◆ WRITTEN PROBLEM: Without the pictures, copy all the entries below exactly.

— Start INFORMATION SUPPLIED —

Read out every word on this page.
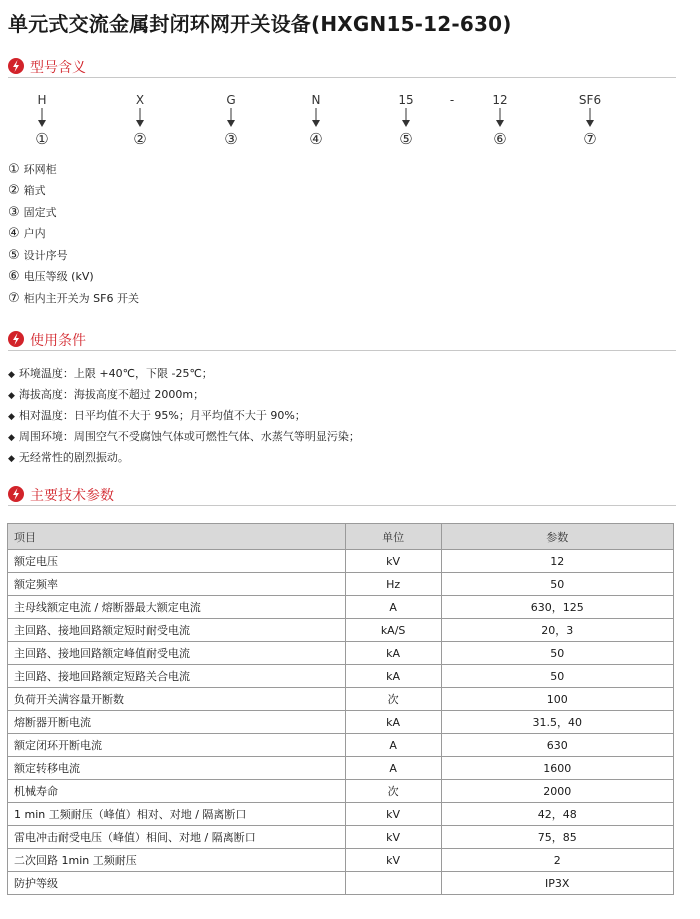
单元式交流金属封闭环网开关设备(HXGN15-12-630)
型号含义
H	X	G	N	15	-	12	SF6
①	②	③	④	⑤	⑥	⑦
① 环网柜
② 箱式
③ 固定式
④ 户内
⑤ 设计序号
⑥ 电压等级 (kV)
⑦ 柜内主开关为 SF6 开关
使用条件
◆ 环境温度：上限 +40℃，下限 -25℃；
◆ 海拔高度：海拔高度不超过 2000m；
◆ 相对温度：日平均值不大于 95%；月平均值不大于 90%；
◆ 周围环境：周围空气不受腐蚀气体或可燃性气体、水蒸气等明显污染；
◆ 无经常性的剧烈振动。
主要技术参数
项目	单位	参数
额定电压	kV	12
额定频率	Hz	50
主母线额定电流 / 熔断器最大额定电流	A	630，125
主回路、接地回路额定短时耐受电流	kA/S	20，3
主回路、接地回路额定峰值耐受电流	kA	50
主回路、接地回路额定短路关合电流	kA	50
负荷开关满容量开断数	次	100
熔断器开断电流	kA	31.5，40
额定闭环开断电流	A	630
额定转移电流	A	1600
机械寿命	次	2000
1 min 工频耐压（峰值）相对、对地 / 隔离断口	kV	42，48
雷电冲击耐受电压（峰值）相间、对地 / 隔离断口	kV	75，85
二次回路 1min 工频耐压	kV	2
防护等级		IP3X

— End INFORMATION SUPPLIED —

◆ SOLUTION TO THIS TASK:
Read out every word on this page.
单元式交流金属封闭环网开关设备(HXGN15-12-630)
型号含义
H	X	G	N	15	-	12	SF6
①	②	③	④	⑤	⑥	⑦
① 环网柜
② 箱式
③ 固定式
④ 户内
⑤ 设计序号
⑥ 电压等级 (kV)
⑦ 柜内主开关为 SF6 开关
使用条件
◆ 环境温度：上限 +40℃，下限 -25℃；
◆ 海拔高度：海拔高度不超过 2000m；
◆ 相对温度：日平均值不大于 95%；月平均值不大于 90%；
◆ 周围环境：周围空气不受腐蚀气体或可燃性气体、水蒸气等明显污染；
◆ 无经常性的剧烈振动。
主要技术参数
项目	单位	参数
额定电压	kV	12
额定频率	Hz	50
主母线额定电流 / 熔断器最大额定电流	A	630，125
主回路、接地回路额定短时耐受电流	kA/S	20，3
主回路、接地回路额定峰值耐受电流	kA	50
主回路、接地回路额定短路关合电流	kA	50
负荷开关满容量开断数	次	100
熔断器开断电流	kA	31.5，40
额定闭环开断电流	A	630
额定转移电流	A	1600
机械寿命	次	2000
1 min 工频耐压（峰值）相对、对地 / 隔离断口	kV	42，48
雷电冲击耐受电压（峰值）相间、对地 / 隔离断口	kV	75，85
二次回路 1min 工频耐压	kV	2
防护等级		IP3X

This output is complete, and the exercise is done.